═══ Source data

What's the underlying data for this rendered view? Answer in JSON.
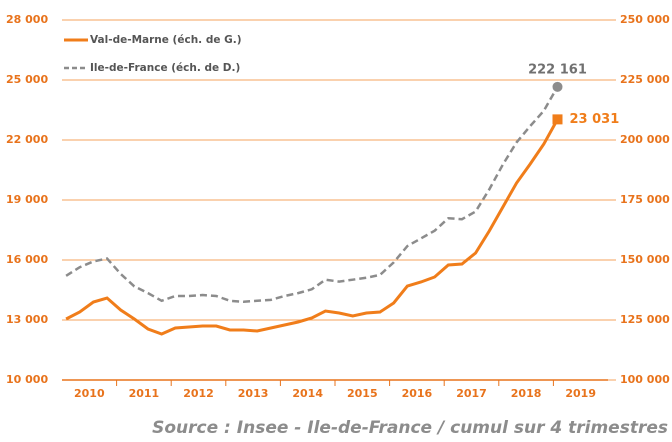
{
  "chart_data": {
    "type": "line",
    "source": "Source : Insee - Ile-de-France / cumul sur 4 trimestres",
    "year_labels": [
      "2010",
      "2011",
      "2012",
      "2013",
      "2014",
      "2015",
      "2016",
      "2017",
      "2018",
      "2019"
    ],
    "ylim": [
      10000,
      28000
    ],
    "yticks": [
      {
        "value": 10000,
        "label": "10 000"
      },
      {
        "value": 13000,
        "label": "13 000"
      },
      {
        "value": 16000,
        "label": "16 000"
      },
      {
        "value": 19000,
        "label": "19 000"
      },
      {
        "value": 22000,
        "label": "22 000"
      },
      {
        "value": 25000,
        "label": "25 000"
      },
      {
        "value": 28000,
        "label": "28 000"
      }
    ],
    "y2lim": [
      100000,
      250000
    ],
    "y2ticks": [
      {
        "value": 100000,
        "label": "100 000"
      },
      {
        "value": 125000,
        "label": "125 000"
      },
      {
        "value": 150000,
        "label": "150 000"
      },
      {
        "value": 175000,
        "label": "175 000"
      },
      {
        "value": 200000,
        "label": "200 000"
      },
      {
        "value": 225000,
        "label": "225 000"
      },
      {
        "value": 250000,
        "label": "250 000"
      }
    ],
    "grid": true,
    "legend": "top-left",
    "series": [
      {
        "name": "Val-de-Marne (éch. de G.)",
        "color": "#f07d1a",
        "dash": false,
        "marker": "square",
        "values": [
          13050,
          13400,
          13900,
          14100,
          13500,
          13050,
          12550,
          12300,
          12600,
          12650,
          12700,
          12700,
          12500,
          12500,
          12450,
          12600,
          12750,
          12900,
          13100,
          13450,
          13350,
          13200,
          13350,
          13400,
          13850,
          14700,
          14900,
          15150,
          15750,
          15800,
          16350,
          17450,
          18650,
          19850,
          20800,
          21800,
          23031
        ],
        "value_labels": [
          null,
          null,
          null,
          null,
          null,
          null,
          null,
          null,
          null,
          null,
          null,
          null,
          null,
          null,
          null,
          null,
          null,
          null,
          null,
          null,
          null,
          null,
          null,
          null,
          null,
          null,
          null,
          null,
          null,
          null,
          null,
          null,
          null,
          null,
          null,
          null,
          "23 031"
        ]
      },
      {
        "name": "Ile-de-France (éch. de D.)",
        "color": "#8c8c8c",
        "dash": true,
        "marker": "circle",
        "axis": "y2",
        "values": [
          143400,
          147000,
          149400,
          150600,
          144200,
          139000,
          136200,
          133000,
          135000,
          135000,
          135400,
          135000,
          133000,
          132600,
          133000,
          133400,
          135000,
          136200,
          137800,
          141800,
          141000,
          141800,
          142600,
          143800,
          149000,
          155800,
          159000,
          162200,
          167400,
          167000,
          170200,
          179400,
          189800,
          199000,
          205800,
          212200,
          222161
        ],
        "value_labels": [
          null,
          null,
          null,
          null,
          null,
          null,
          null,
          null,
          null,
          null,
          null,
          null,
          null,
          null,
          null,
          null,
          null,
          null,
          null,
          null,
          null,
          null,
          null,
          null,
          null,
          null,
          null,
          null,
          null,
          null,
          null,
          null,
          null,
          null,
          null,
          null,
          "222 161"
        ]
      }
    ]
  }
}
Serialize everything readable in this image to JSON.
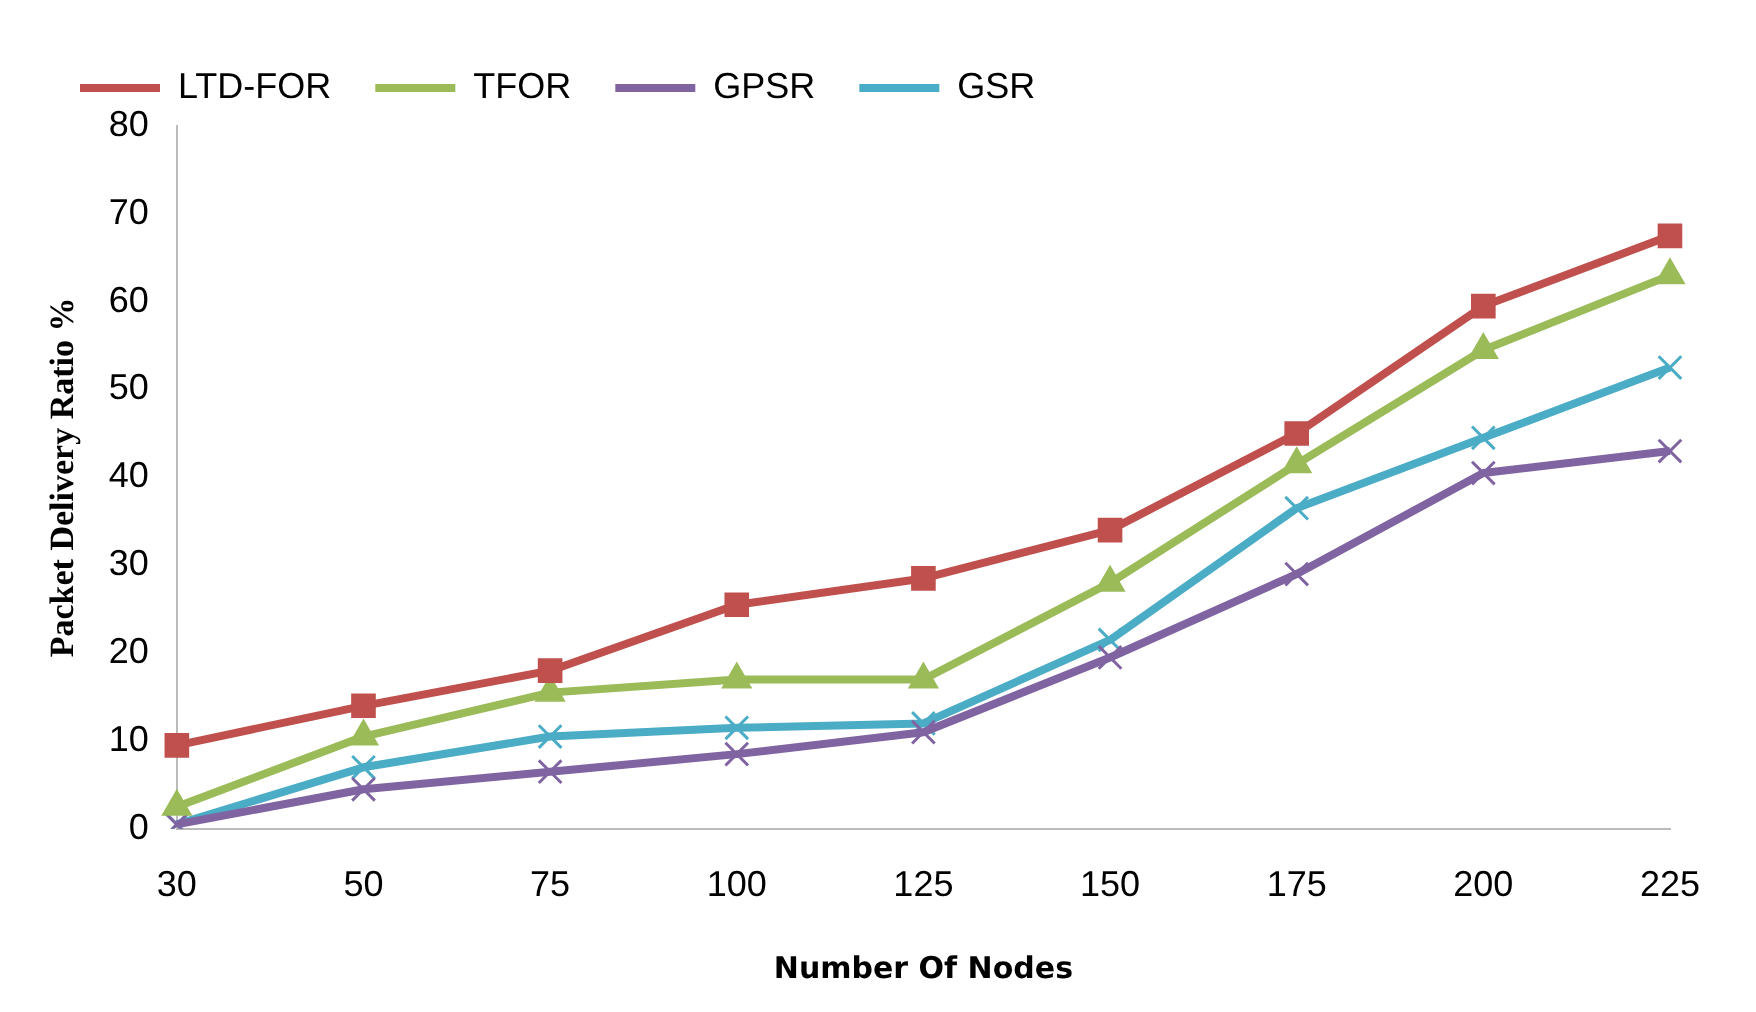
{
  "chart_data": {
    "type": "line",
    "xlabel": "Number Of Nodes",
    "ylabel": "Packet Delivery Ratio %",
    "categories": [
      "30",
      "50",
      "75",
      "100",
      "125",
      "150",
      "175",
      "200",
      "225"
    ],
    "series": [
      {
        "name": "LTD-FOR",
        "color": "#c0504d",
        "marker": "square",
        "values": [
          9.5,
          14,
          18,
          25.5,
          28.5,
          34,
          45,
          59.5,
          67.5
        ]
      },
      {
        "name": "TFOR",
        "color": "#9bbb59",
        "marker": "triangle",
        "values": [
          2.5,
          10.5,
          15.5,
          17,
          17,
          28,
          41.5,
          54.5,
          63
        ]
      },
      {
        "name": "GPSR",
        "color": "#8064a2",
        "marker": "cross",
        "values": [
          0.5,
          4.5,
          6.5,
          8.5,
          11,
          19.5,
          29,
          40.5,
          43
        ]
      },
      {
        "name": "GSR",
        "color": "#4bacc6",
        "marker": "cross",
        "values": [
          0.5,
          7,
          10.5,
          11.5,
          12,
          21.5,
          36.5,
          44.5,
          52.5
        ]
      }
    ],
    "ylim": [
      0,
      80
    ],
    "yticks": [
      0,
      10,
      20,
      30,
      40,
      50,
      60,
      70,
      80
    ],
    "grid": false,
    "legend": "top",
    "line_style": "solid"
  }
}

══════

What you are asked to do — Starting at the line that contains "Serialize everything readable", write out every line through the final line of the entries, word for word; skip any pictures.

Answer to this exercise —
Serialize everything readable in this image to JSON.
{
  "chart_data": {
    "type": "line",
    "xlabel": "Number Of Nodes",
    "ylabel": "Packet Delivery Ratio %",
    "categories": [
      "30",
      "50",
      "75",
      "100",
      "125",
      "150",
      "175",
      "200",
      "225"
    ],
    "series": [
      {
        "name": "LTD-FOR",
        "color": "#c0504d",
        "marker": "square",
        "values": [
          9.5,
          14,
          18,
          25.5,
          28.5,
          34,
          45,
          59.5,
          67.5
        ]
      },
      {
        "name": "TFOR",
        "color": "#9bbb59",
        "marker": "triangle",
        "values": [
          2.5,
          10.5,
          15.5,
          17,
          17,
          28,
          41.5,
          54.5,
          63
        ]
      },
      {
        "name": "GPSR",
        "color": "#8064a2",
        "marker": "cross",
        "values": [
          0.5,
          4.5,
          6.5,
          8.5,
          11,
          19.5,
          29,
          40.5,
          43
        ]
      },
      {
        "name": "GSR",
        "color": "#4bacc6",
        "marker": "cross",
        "values": [
          0.5,
          7,
          10.5,
          11.5,
          12,
          21.5,
          36.5,
          44.5,
          52.5
        ]
      }
    ],
    "ylim": [
      0,
      80
    ],
    "yticks": [
      0,
      10,
      20,
      30,
      40,
      50,
      60,
      70,
      80
    ],
    "grid": false,
    "legend": "top",
    "line_style": "solid"
  }
}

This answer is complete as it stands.